begin DATASET RECORDS

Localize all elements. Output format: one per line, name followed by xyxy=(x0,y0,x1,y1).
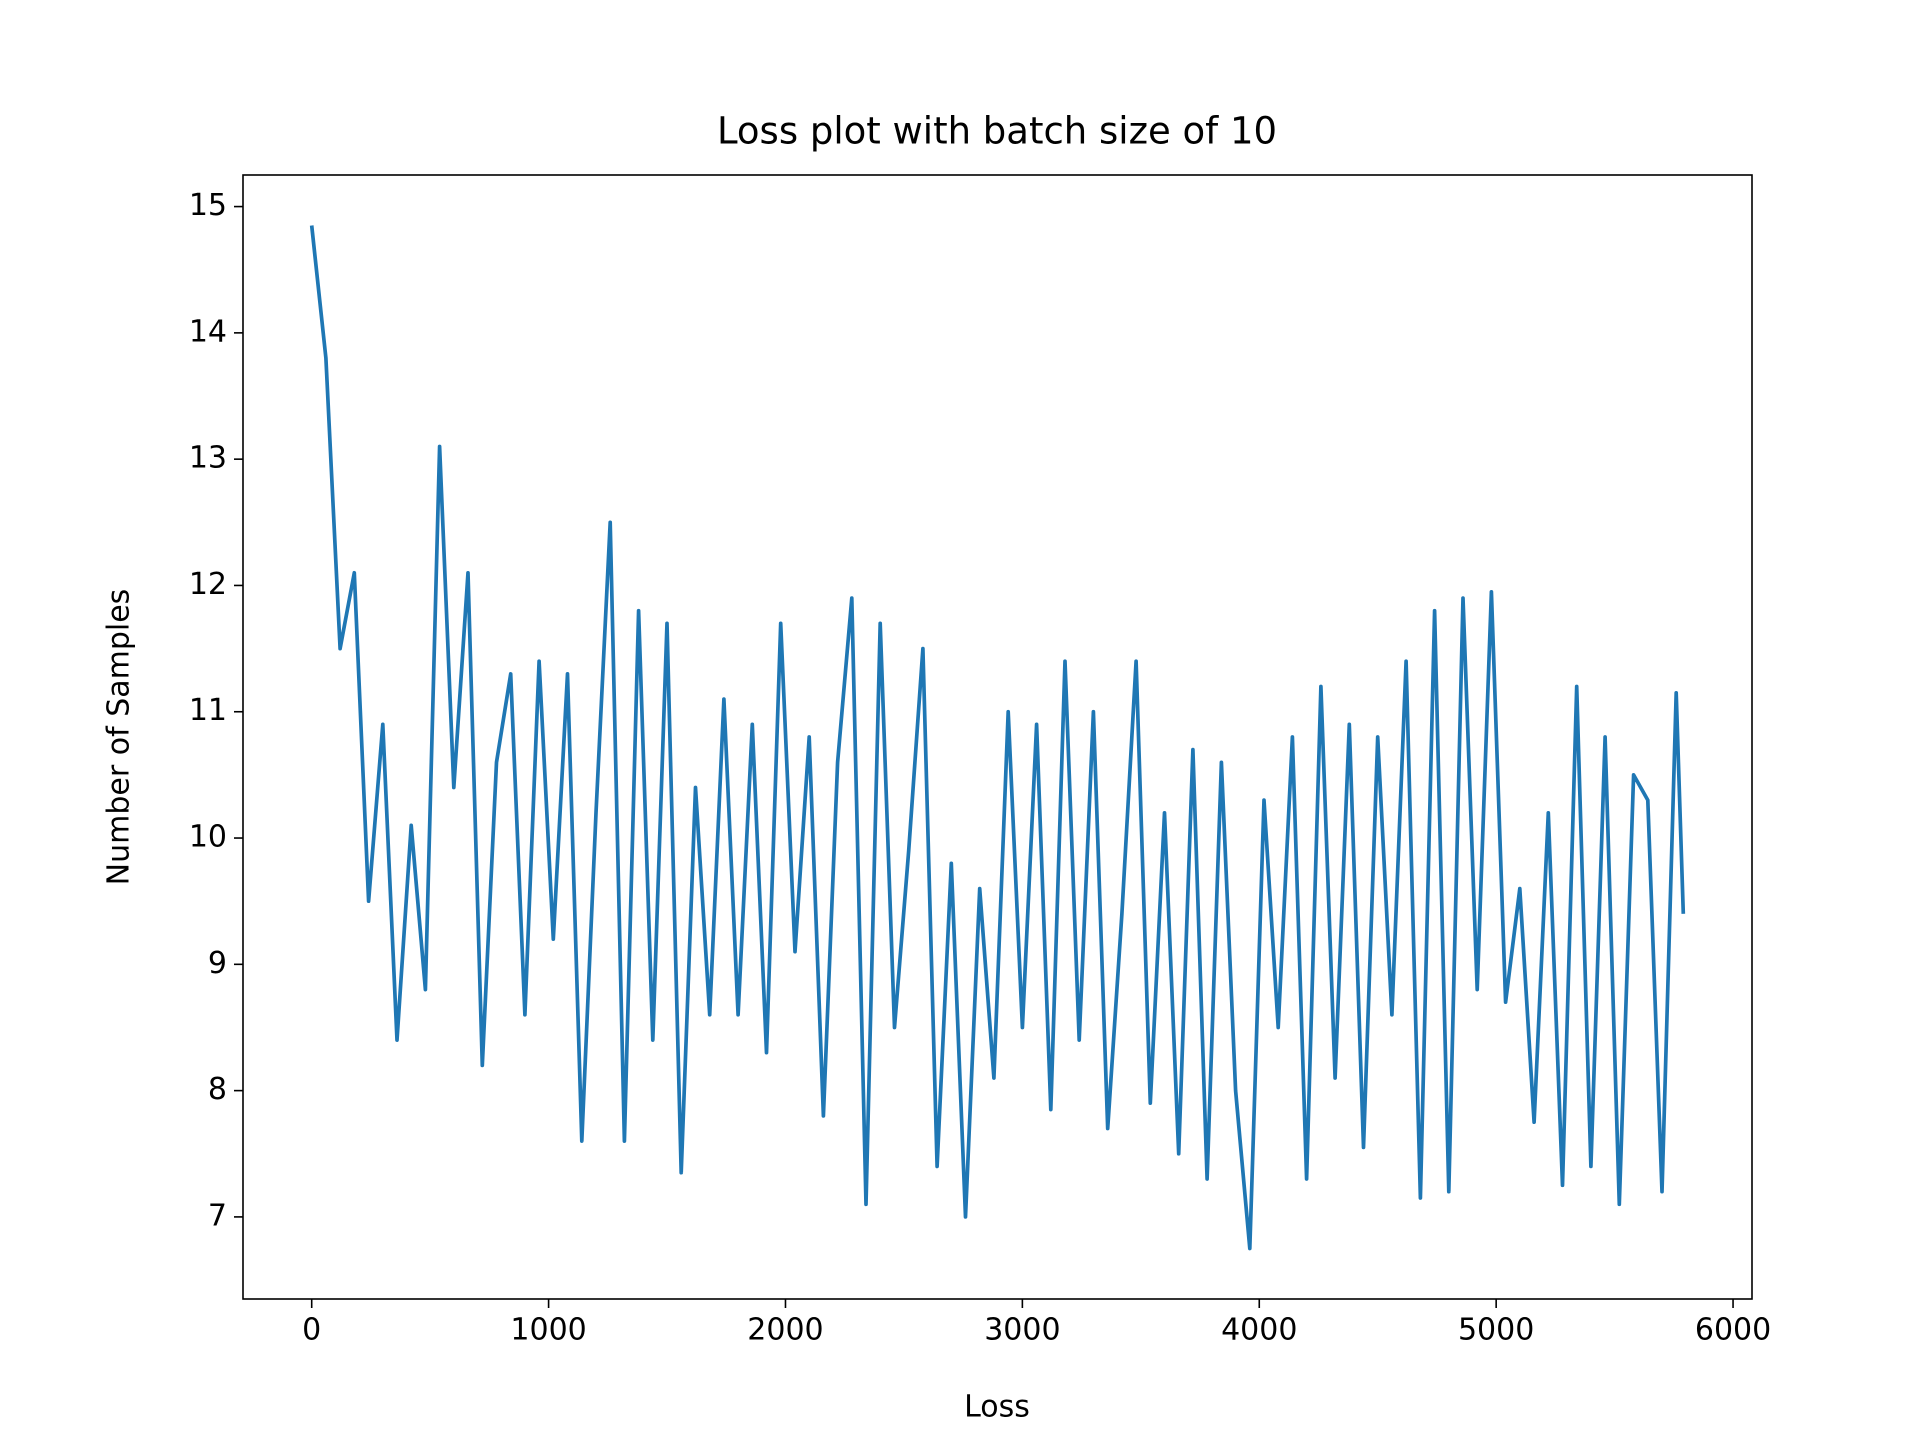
y-axis-label: Number of Samples xyxy=(102,589,137,886)
y-tick-label: 15 xyxy=(189,188,227,223)
plot-frame xyxy=(242,174,1753,1300)
y-tick-label: 11 xyxy=(189,693,227,728)
x-tick-label: 6000 xyxy=(1695,1313,1771,1348)
x-tick-label: 3000 xyxy=(984,1313,1060,1348)
chart-title: Loss plot with batch size of 10 xyxy=(717,110,1277,153)
x-tick-label: 2000 xyxy=(747,1313,823,1348)
y-tick-label: 13 xyxy=(189,441,227,476)
y-tick-label: 8 xyxy=(208,1072,227,1107)
y-tick-label: 10 xyxy=(189,820,227,855)
x-axis-label: Loss xyxy=(964,1390,1030,1425)
y-tick-label: 12 xyxy=(189,567,227,602)
data-line xyxy=(309,225,1686,1251)
y-tick-label: 14 xyxy=(189,314,227,349)
y-tick-label: 7 xyxy=(208,1198,227,1233)
x-tick-label: 0 xyxy=(302,1313,321,1348)
y-tick-label: 9 xyxy=(208,946,227,981)
x-tick-label: 1000 xyxy=(510,1313,586,1348)
x-tick-label: 5000 xyxy=(1458,1313,1534,1348)
x-tick-label: 4000 xyxy=(1221,1313,1297,1348)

end DATASET RECORDS

THE REQUEST
Reproduce every line of the entries above verbatim, leaving out the picture.

WRITTEN RESPONSE
Localize all elements. Output format: one per line, name followed by xyxy=(x0,y0,x1,y1).
y-axis-label: Number of Samples xyxy=(102,589,137,886)
y-tick-label: 15 xyxy=(189,188,227,223)
plot-frame xyxy=(242,174,1753,1300)
y-tick-label: 11 xyxy=(189,693,227,728)
x-tick-label: 6000 xyxy=(1695,1313,1771,1348)
x-tick-label: 3000 xyxy=(984,1313,1060,1348)
chart-title: Loss plot with batch size of 10 xyxy=(717,110,1277,153)
x-tick-label: 2000 xyxy=(747,1313,823,1348)
y-tick-label: 13 xyxy=(189,441,227,476)
y-tick-label: 8 xyxy=(208,1072,227,1107)
y-tick-label: 10 xyxy=(189,820,227,855)
x-axis-label: Loss xyxy=(964,1390,1030,1425)
y-tick-label: 12 xyxy=(189,567,227,602)
data-line xyxy=(309,225,1686,1251)
y-tick-label: 14 xyxy=(189,314,227,349)
y-tick-label: 7 xyxy=(208,1198,227,1233)
x-tick-label: 0 xyxy=(302,1313,321,1348)
y-tick-label: 9 xyxy=(208,946,227,981)
x-tick-label: 1000 xyxy=(510,1313,586,1348)
x-tick-label: 5000 xyxy=(1458,1313,1534,1348)
x-tick-label: 4000 xyxy=(1221,1313,1297,1348)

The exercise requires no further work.